* RECORDS PROVIDED:
==============================

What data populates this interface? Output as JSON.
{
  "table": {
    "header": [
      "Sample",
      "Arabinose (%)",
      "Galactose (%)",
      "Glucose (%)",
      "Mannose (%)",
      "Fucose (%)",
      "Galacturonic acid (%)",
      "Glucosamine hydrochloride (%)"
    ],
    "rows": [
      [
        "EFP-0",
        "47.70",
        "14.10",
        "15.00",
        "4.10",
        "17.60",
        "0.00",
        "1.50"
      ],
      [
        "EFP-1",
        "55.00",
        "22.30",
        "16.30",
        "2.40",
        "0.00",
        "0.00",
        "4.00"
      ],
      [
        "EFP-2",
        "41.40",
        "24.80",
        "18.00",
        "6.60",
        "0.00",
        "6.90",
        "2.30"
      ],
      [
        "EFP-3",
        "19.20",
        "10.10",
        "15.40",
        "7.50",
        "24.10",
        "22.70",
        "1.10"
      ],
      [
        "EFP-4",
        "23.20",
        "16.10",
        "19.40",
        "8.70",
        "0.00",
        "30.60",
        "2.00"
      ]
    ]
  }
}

==============================

* REQUIREMENTS: Word for word, write out all of the data above.

* SOLUTION TO THE EXERCISE:
What data populates this interface? Output as JSON.
{
  "table": {
    "header": [
      "Sample",
      "Arabinose (%)",
      "Galactose (%)",
      "Glucose (%)",
      "Mannose (%)",
      "Fucose (%)",
      "Galacturonic acid (%)",
      "Glucosamine hydrochloride (%)"
    ],
    "rows": [
      [
        "EFP-0",
        "47.70",
        "14.10",
        "15.00",
        "4.10",
        "17.60",
        "0.00",
        "1.50"
      ],
      [
        "EFP-1",
        "55.00",
        "22.30",
        "16.30",
        "2.40",
        "0.00",
        "0.00",
        "4.00"
      ],
      [
        "EFP-2",
        "41.40",
        "24.80",
        "18.00",
        "6.60",
        "0.00",
        "6.90",
        "2.30"
      ],
      [
        "EFP-3",
        "19.20",
        "10.10",
        "15.40",
        "7.50",
        "24.10",
        "22.70",
        "1.10"
      ],
      [
        "EFP-4",
        "23.20",
        "16.10",
        "19.40",
        "8.70",
        "0.00",
        "30.60",
        "2.00"
      ]
    ]
  }
}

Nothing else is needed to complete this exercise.